● REQUIRED WORK
Go through the listing and copy every line word for word.

● LISTED ENTRIES
◆ ◆ ◆ ◆ ◆

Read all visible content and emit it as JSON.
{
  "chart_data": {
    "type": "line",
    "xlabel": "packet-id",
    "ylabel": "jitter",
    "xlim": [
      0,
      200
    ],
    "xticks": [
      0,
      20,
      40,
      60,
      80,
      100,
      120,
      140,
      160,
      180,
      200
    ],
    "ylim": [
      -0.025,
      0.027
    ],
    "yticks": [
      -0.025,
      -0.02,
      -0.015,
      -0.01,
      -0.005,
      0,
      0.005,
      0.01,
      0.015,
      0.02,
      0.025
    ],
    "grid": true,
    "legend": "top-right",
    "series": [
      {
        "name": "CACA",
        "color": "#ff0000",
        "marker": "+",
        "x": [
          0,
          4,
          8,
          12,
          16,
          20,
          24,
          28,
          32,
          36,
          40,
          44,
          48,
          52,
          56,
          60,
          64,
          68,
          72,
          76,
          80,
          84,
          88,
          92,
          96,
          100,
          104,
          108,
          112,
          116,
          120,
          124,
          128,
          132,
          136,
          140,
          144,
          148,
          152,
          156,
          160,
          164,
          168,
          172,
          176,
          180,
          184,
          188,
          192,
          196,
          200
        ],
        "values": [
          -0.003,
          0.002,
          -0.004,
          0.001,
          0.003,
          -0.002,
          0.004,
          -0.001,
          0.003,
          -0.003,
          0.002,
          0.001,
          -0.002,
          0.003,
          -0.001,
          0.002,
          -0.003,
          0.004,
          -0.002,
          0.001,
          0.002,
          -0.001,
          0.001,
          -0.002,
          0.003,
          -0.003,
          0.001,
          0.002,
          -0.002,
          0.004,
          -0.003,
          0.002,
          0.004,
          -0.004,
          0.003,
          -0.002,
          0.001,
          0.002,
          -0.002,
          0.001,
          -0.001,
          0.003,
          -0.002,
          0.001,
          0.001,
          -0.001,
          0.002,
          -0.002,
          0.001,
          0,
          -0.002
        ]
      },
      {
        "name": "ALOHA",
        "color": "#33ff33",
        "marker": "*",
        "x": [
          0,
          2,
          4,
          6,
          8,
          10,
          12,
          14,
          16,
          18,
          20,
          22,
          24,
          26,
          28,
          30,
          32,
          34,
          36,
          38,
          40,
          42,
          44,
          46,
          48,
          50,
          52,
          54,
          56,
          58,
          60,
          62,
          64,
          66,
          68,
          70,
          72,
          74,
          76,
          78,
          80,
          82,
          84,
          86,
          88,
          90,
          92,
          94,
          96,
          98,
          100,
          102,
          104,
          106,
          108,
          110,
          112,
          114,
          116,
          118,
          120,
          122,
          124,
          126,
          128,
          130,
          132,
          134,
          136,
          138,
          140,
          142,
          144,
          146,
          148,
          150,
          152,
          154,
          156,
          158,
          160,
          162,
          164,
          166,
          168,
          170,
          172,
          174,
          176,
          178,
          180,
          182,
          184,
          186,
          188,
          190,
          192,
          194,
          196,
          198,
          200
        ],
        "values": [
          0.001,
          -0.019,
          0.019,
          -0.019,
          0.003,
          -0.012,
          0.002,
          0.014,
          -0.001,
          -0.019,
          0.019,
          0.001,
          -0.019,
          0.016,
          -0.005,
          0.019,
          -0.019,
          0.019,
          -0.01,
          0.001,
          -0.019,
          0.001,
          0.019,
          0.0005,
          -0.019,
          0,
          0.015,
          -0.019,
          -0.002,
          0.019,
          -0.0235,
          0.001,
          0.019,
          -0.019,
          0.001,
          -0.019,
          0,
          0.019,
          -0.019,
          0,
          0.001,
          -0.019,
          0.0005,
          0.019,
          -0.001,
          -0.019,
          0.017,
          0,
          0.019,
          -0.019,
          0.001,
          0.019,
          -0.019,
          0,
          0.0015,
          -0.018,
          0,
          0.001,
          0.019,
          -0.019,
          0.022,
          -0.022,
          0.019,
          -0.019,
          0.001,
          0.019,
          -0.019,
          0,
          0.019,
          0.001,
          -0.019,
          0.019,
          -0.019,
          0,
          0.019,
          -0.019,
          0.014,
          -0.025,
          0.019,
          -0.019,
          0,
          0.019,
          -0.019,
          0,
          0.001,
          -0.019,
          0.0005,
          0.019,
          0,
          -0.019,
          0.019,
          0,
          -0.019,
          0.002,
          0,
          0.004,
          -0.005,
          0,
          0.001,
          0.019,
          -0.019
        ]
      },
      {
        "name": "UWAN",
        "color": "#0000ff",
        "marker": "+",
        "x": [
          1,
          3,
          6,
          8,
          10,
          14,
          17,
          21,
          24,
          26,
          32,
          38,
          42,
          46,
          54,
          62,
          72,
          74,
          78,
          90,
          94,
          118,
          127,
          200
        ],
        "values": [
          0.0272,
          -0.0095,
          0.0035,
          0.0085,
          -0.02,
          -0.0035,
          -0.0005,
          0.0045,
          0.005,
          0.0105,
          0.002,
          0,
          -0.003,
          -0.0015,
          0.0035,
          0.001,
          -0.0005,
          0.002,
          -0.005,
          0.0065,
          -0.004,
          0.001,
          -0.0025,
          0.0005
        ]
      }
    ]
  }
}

◆ ◆ ◆ ◆ ◆

● FINAL RESULT
Read all visible content and emit it as JSON.
{
  "chart_data": {
    "type": "line",
    "xlabel": "packet-id",
    "ylabel": "jitter",
    "xlim": [
      0,
      200
    ],
    "xticks": [
      0,
      20,
      40,
      60,
      80,
      100,
      120,
      140,
      160,
      180,
      200
    ],
    "ylim": [
      -0.025,
      0.027
    ],
    "yticks": [
      -0.025,
      -0.02,
      -0.015,
      -0.01,
      -0.005,
      0,
      0.005,
      0.01,
      0.015,
      0.02,
      0.025
    ],
    "grid": true,
    "legend": "top-right",
    "series": [
      {
        "name": "CACA",
        "color": "#ff0000",
        "marker": "+",
        "x": [
          0,
          4,
          8,
          12,
          16,
          20,
          24,
          28,
          32,
          36,
          40,
          44,
          48,
          52,
          56,
          60,
          64,
          68,
          72,
          76,
          80,
          84,
          88,
          92,
          96,
          100,
          104,
          108,
          112,
          116,
          120,
          124,
          128,
          132,
          136,
          140,
          144,
          148,
          152,
          156,
          160,
          164,
          168,
          172,
          176,
          180,
          184,
          188,
          192,
          196,
          200
        ],
        "values": [
          -0.003,
          0.002,
          -0.004,
          0.001,
          0.003,
          -0.002,
          0.004,
          -0.001,
          0.003,
          -0.003,
          0.002,
          0.001,
          -0.002,
          0.003,
          -0.001,
          0.002,
          -0.003,
          0.004,
          -0.002,
          0.001,
          0.002,
          -0.001,
          0.001,
          -0.002,
          0.003,
          -0.003,
          0.001,
          0.002,
          -0.002,
          0.004,
          -0.003,
          0.002,
          0.004,
          -0.004,
          0.003,
          -0.002,
          0.001,
          0.002,
          -0.002,
          0.001,
          -0.001,
          0.003,
          -0.002,
          0.001,
          0.001,
          -0.001,
          0.002,
          -0.002,
          0.001,
          0,
          -0.002
        ]
      },
      {
        "name": "ALOHA",
        "color": "#33ff33",
        "marker": "*",
        "x": [
          0,
          2,
          4,
          6,
          8,
          10,
          12,
          14,
          16,
          18,
          20,
          22,
          24,
          26,
          28,
          30,
          32,
          34,
          36,
          38,
          40,
          42,
          44,
          46,
          48,
          50,
          52,
          54,
          56,
          58,
          60,
          62,
          64,
          66,
          68,
          70,
          72,
          74,
          76,
          78,
          80,
          82,
          84,
          86,
          88,
          90,
          92,
          94,
          96,
          98,
          100,
          102,
          104,
          106,
          108,
          110,
          112,
          114,
          116,
          118,
          120,
          122,
          124,
          126,
          128,
          130,
          132,
          134,
          136,
          138,
          140,
          142,
          144,
          146,
          148,
          150,
          152,
          154,
          156,
          158,
          160,
          162,
          164,
          166,
          168,
          170,
          172,
          174,
          176,
          178,
          180,
          182,
          184,
          186,
          188,
          190,
          192,
          194,
          196,
          198,
          200
        ],
        "values": [
          0.001,
          -0.019,
          0.019,
          -0.019,
          0.003,
          -0.012,
          0.002,
          0.014,
          -0.001,
          -0.019,
          0.019,
          0.001,
          -0.019,
          0.016,
          -0.005,
          0.019,
          -0.019,
          0.019,
          -0.01,
          0.001,
          -0.019,
          0.001,
          0.019,
          0.0005,
          -0.019,
          0,
          0.015,
          -0.019,
          -0.002,
          0.019,
          -0.0235,
          0.001,
          0.019,
          -0.019,
          0.001,
          -0.019,
          0,
          0.019,
          -0.019,
          0,
          0.001,
          -0.019,
          0.0005,
          0.019,
          -0.001,
          -0.019,
          0.017,
          0,
          0.019,
          -0.019,
          0.001,
          0.019,
          -0.019,
          0,
          0.0015,
          -0.018,
          0,
          0.001,
          0.019,
          -0.019,
          0.022,
          -0.022,
          0.019,
          -0.019,
          0.001,
          0.019,
          -0.019,
          0,
          0.019,
          0.001,
          -0.019,
          0.019,
          -0.019,
          0,
          0.019,
          -0.019,
          0.014,
          -0.025,
          0.019,
          -0.019,
          0,
          0.019,
          -0.019,
          0,
          0.001,
          -0.019,
          0.0005,
          0.019,
          0,
          -0.019,
          0.019,
          0,
          -0.019,
          0.002,
          0,
          0.004,
          -0.005,
          0,
          0.001,
          0.019,
          -0.019
        ]
      },
      {
        "name": "UWAN",
        "color": "#0000ff",
        "marker": "+",
        "x": [
          1,
          3,
          6,
          8,
          10,
          14,
          17,
          21,
          24,
          26,
          32,
          38,
          42,
          46,
          54,
          62,
          72,
          74,
          78,
          90,
          94,
          118,
          127,
          200
        ],
        "values": [
          0.0272,
          -0.0095,
          0.0035,
          0.0085,
          -0.02,
          -0.0035,
          -0.0005,
          0.0045,
          0.005,
          0.0105,
          0.002,
          0,
          -0.003,
          -0.0015,
          0.0035,
          0.001,
          -0.0005,
          0.002,
          -0.005,
          0.0065,
          -0.004,
          0.001,
          -0.0025,
          0.0005
        ]
      }
    ]
  }
}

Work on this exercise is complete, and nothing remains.